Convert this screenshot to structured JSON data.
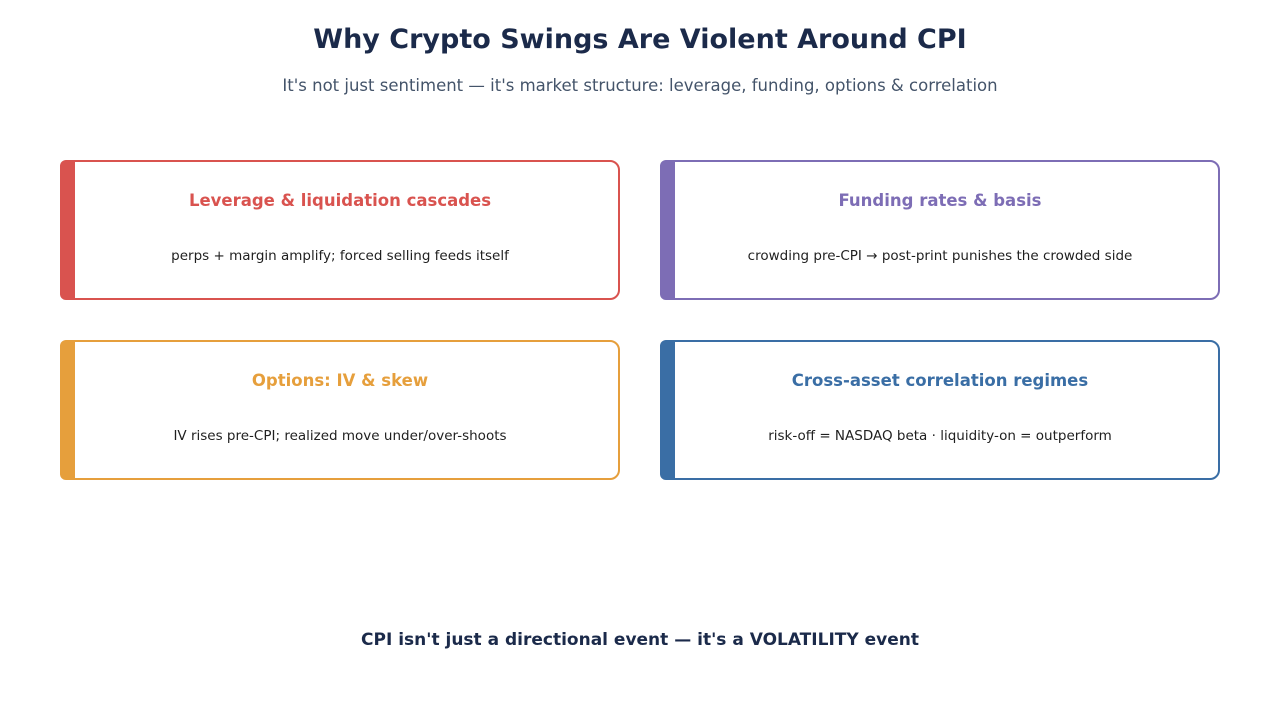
{
  "title": "Why Crypto Swings Are Violent Around CPI",
  "subtitle": "It's not just sentiment — it's market structure: leverage, funding, options & correlation",
  "cards": [
    {
      "title": "Leverage & liquidation cascades",
      "description": "perps + margin amplify; forced selling feeds itself",
      "color": "#d9534f"
    },
    {
      "title": "Funding rates & basis",
      "description": "crowding pre-CPI → post-print punishes the crowded side",
      "color": "#7d6db5"
    },
    {
      "title": "Options: IV & skew",
      "description": "IV rises pre-CPI; realized move under/over-shoots",
      "color": "#e69f3c"
    },
    {
      "title": "Cross-asset correlation regimes",
      "description": "risk-off = NASDAQ beta · liquidity-on = outperform",
      "color": "#3a6ea5"
    }
  ],
  "footer": "CPI isn't just a directional event — it's a VOLATILITY event"
}
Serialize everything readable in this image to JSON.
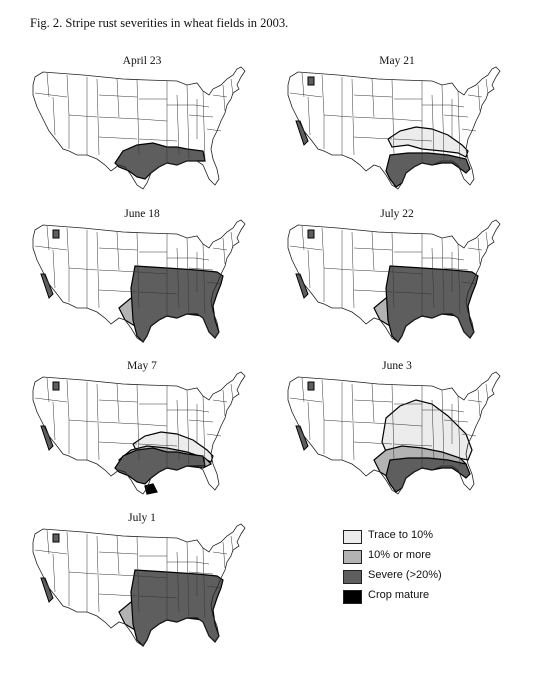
{
  "figure_title": "Fig. 2.  Stripe rust severities in wheat fields in 2003.",
  "colors": {
    "trace": "#ececec",
    "ten_or_more": "#b3b3b3",
    "severe": "#5e5e5e",
    "crop_mature": "#000000",
    "outline": "#333333"
  },
  "maps": [
    {
      "title": "April 23",
      "pnw": false,
      "cal": false,
      "layers": [
        "severe"
      ]
    },
    {
      "title": "May 7",
      "pnw": true,
      "cal": true,
      "layers": [
        "trace",
        "ten_or_more",
        "severe",
        "crop_mature"
      ]
    },
    {
      "title": "May 21",
      "pnw": true,
      "cal": true,
      "layers": [
        "trace",
        "severe_south"
      ]
    },
    {
      "title": "June 3",
      "pnw": true,
      "cal": true,
      "layers": [
        "trace_large",
        "ten_or_more",
        "severe_south"
      ]
    },
    {
      "title": "June 18",
      "pnw": true,
      "cal": true,
      "layers": [
        "trace",
        "ten_or_more",
        "severe_east"
      ]
    },
    {
      "title": "July 1",
      "pnw": true,
      "cal": true,
      "layers": [
        "trace",
        "ten_or_more",
        "severe_east"
      ]
    },
    {
      "title": "July 22",
      "pnw": true,
      "cal": true,
      "layers": [
        "ten_or_more",
        "severe_east"
      ]
    }
  ],
  "legend": [
    {
      "key": "trace",
      "label": "Trace to 10%"
    },
    {
      "key": "ten_or_more",
      "label": "10% or more"
    },
    {
      "key": "severe",
      "label": "Severe (>20%)"
    },
    {
      "key": "crop_mature",
      "label": "Crop mature"
    }
  ]
}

_Aim of the task_
Using the records above, list each line that includes "correlation".

_Written reply_
  "subtitle": "It's not just sentiment — it's market structure: leverage, funding, options & correlation",
      "title": "Cross-asset correlation regimes",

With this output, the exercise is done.